Return the records, each one exactly as written.

§

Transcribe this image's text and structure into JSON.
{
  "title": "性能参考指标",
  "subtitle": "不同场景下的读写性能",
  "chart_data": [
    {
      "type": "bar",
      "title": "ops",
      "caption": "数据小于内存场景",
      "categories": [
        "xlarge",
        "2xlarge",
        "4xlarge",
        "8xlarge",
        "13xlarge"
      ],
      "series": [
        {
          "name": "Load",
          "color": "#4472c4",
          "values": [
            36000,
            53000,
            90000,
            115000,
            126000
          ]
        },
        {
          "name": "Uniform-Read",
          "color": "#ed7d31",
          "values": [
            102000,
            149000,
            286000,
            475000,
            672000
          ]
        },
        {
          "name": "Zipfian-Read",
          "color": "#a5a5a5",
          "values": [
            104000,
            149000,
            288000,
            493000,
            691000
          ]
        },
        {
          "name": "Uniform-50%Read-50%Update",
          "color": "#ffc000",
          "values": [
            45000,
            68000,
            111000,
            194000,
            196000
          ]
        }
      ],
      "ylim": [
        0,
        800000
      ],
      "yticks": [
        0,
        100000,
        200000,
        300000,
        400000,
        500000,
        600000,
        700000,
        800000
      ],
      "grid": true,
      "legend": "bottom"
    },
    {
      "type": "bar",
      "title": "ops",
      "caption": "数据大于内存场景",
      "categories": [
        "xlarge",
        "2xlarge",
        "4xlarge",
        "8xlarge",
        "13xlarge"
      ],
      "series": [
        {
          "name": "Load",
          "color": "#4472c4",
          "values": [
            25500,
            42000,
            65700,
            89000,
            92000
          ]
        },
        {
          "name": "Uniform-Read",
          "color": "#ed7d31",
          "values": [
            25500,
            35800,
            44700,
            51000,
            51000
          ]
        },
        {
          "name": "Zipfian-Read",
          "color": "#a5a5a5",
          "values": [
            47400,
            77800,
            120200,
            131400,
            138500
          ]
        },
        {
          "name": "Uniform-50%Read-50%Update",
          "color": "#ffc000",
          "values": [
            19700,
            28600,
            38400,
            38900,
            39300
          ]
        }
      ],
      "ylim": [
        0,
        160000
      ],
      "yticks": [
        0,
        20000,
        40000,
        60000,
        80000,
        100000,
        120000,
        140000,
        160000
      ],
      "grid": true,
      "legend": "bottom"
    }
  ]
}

§

> _Exercise response_
Transcribe this image's text and structure into JSON.
{
  "title": "性能参考指标",
  "subtitle": "不同场景下的读写性能",
  "chart_data": [
    {
      "type": "bar",
      "title": "ops",
      "caption": "数据小于内存场景",
      "categories": [
        "xlarge",
        "2xlarge",
        "4xlarge",
        "8xlarge",
        "13xlarge"
      ],
      "series": [
        {
          "name": "Load",
          "color": "#4472c4",
          "values": [
            36000,
            53000,
            90000,
            115000,
            126000
          ]
        },
        {
          "name": "Uniform-Read",
          "color": "#ed7d31",
          "values": [
            102000,
            149000,
            286000,
            475000,
            672000
          ]
        },
        {
          "name": "Zipfian-Read",
          "color": "#a5a5a5",
          "values": [
            104000,
            149000,
            288000,
            493000,
            691000
          ]
        },
        {
          "name": "Uniform-50%Read-50%Update",
          "color": "#ffc000",
          "values": [
            45000,
            68000,
            111000,
            194000,
            196000
          ]
        }
      ],
      "ylim": [
        0,
        800000
      ],
      "yticks": [
        0,
        100000,
        200000,
        300000,
        400000,
        500000,
        600000,
        700000,
        800000
      ],
      "grid": true,
      "legend": "bottom"
    },
    {
      "type": "bar",
      "title": "ops",
      "caption": "数据大于内存场景",
      "categories": [
        "xlarge",
        "2xlarge",
        "4xlarge",
        "8xlarge",
        "13xlarge"
      ],
      "series": [
        {
          "name": "Load",
          "color": "#4472c4",
          "values": [
            25500,
            42000,
            65700,
            89000,
            92000
          ]
        },
        {
          "name": "Uniform-Read",
          "color": "#ed7d31",
          "values": [
            25500,
            35800,
            44700,
            51000,
            51000
          ]
        },
        {
          "name": "Zipfian-Read",
          "color": "#a5a5a5",
          "values": [
            47400,
            77800,
            120200,
            131400,
            138500
          ]
        },
        {
          "name": "Uniform-50%Read-50%Update",
          "color": "#ffc000",
          "values": [
            19700,
            28600,
            38400,
            38900,
            39300
          ]
        }
      ],
      "ylim": [
        0,
        160000
      ],
      "yticks": [
        0,
        20000,
        40000,
        60000,
        80000,
        100000,
        120000,
        140000,
        160000
      ],
      "grid": true,
      "legend": "bottom"
    }
  ]
}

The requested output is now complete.